# [REQUIREMENT 1]
Read the tuning notebook excerpt. For each statement below, say yes or no, and quote the exact words from the excerpt that settle it.
(a) Tuning takes roughly 100 to 120 minutes.
(b) The wait loop pauses 30 seconds between status checks.
(c) The tuning job runs in the us-central1 location.
# [REQUIREMENT 2]
In the tuning notebook excerpt, which objective do you verify once the tuning job has finished?
# [REQUIREMENT 3]
Resume the tuning notebook excerpt, starting right after its last sentence.

# [SELECTED EXTRACT]
● ● ●
Go to the **Task 5. Start a supervised tuning job using Gemini** section of the lab and click  **Check my progress** to verify the __Start a supervised tuning job using Gemini__ objective.

Next, you retrieve the model resource name.

In [32]:
# Get the resource name of the tuning job
sft_tuning_job_name = sft_tuning_job.resource_name
sft_tuning_job_name

'projects/372089863747/locations/europe-west4/tuningJobs/7765162057824993280'

Tuning takes approximately 100-120 minutes. Wait until the job is finished before you continue after the next cell.

In [33]:
%%time
# Wait for job completion
while not sft_tuning_job.refresh().has_ended:
    time.sleep(60)

CPU times: user 29.2 ms, sys: 4.69 ms, total: 33.9 ms
Wall time: 170 ms


After completing the tuning job, go to the **Task 5. Start a supervised tuning job using Gemini** section of the lab and click  **Check my progress** to verify the __Tune Gemini model using supervised fine-tuning__ objective.
● ● ●
# [SOURCE INFORMATION]
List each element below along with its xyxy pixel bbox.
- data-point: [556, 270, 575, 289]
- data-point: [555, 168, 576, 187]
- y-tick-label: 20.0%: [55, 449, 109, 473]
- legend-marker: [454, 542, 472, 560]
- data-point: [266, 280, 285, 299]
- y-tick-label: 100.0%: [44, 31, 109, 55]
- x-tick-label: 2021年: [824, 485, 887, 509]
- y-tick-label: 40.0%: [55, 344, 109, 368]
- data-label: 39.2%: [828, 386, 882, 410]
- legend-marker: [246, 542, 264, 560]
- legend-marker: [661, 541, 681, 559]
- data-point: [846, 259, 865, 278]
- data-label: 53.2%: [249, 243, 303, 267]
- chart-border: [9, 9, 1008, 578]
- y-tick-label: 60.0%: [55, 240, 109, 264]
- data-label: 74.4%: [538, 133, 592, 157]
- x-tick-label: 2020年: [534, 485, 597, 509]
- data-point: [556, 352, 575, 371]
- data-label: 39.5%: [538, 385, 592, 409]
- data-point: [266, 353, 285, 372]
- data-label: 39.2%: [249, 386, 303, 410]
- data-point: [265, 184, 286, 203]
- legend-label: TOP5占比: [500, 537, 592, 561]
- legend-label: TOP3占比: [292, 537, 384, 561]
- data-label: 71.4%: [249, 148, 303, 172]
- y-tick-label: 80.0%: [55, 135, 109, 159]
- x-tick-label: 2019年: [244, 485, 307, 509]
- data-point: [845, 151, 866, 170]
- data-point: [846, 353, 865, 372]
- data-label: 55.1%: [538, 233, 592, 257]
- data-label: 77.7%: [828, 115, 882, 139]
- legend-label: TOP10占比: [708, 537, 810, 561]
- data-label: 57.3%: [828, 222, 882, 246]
● ● ●
# [RESPONSE BOX 1]
(a) Yes: "Tuning takes approximately 100-120 minutes."
(b) No: "time.sleep(60)"
(c) No: "locations/europe-west4"

# [RESPONSE BOX 2]
Tune Gemini model using supervised fine-tuning

# [RESPONSE BOX 3]
In [34]:
# tuned model name
tuned_model_name = sft_tuning_job.tuned_model_name
tuned_model_name

'projects/372089863747/locations/europe-west4/models/477289201524539392@1'

Use `tuning.TuningJob.list()` to retrieve your tuning jobs.

In [35]:
sft_tuning_job.list()

[<vertexai.tuning._supervised_tuning.SupervisedTuningJob object at 0x7f8cbbbe1120> 
 resource name: projects/372089863747/locations/europe-west4/tuningJobs/7765162057824993280]

Your model is automatically deployed as a Vertex AI Endpoint and ready for use!

In [36]:
# tuned model endpoint name
tuned_model_endpoint_name = sft_tuning_job.tuned_model_endpoint_name
tuned_model_endpoint_name

'projects/372089863747/locations/europe-west4/endpoints/2273334848426868736'

## Test the tuned model with a prompt

In [37]:
tuned_model = GenerativeModel(tuned_model_endpoint_name)
print(tuned_model)

<vertexai.generative_models.GenerativeModel object at 0x7f8cbae09d50>


Call the API

In [38]:
question = "How do I store a TensorFlow checkpoint on Google Cloud Storage while training?"
response = tuned_model.generate_content(question)

print(response)

candidates {
  content {
    role: "model"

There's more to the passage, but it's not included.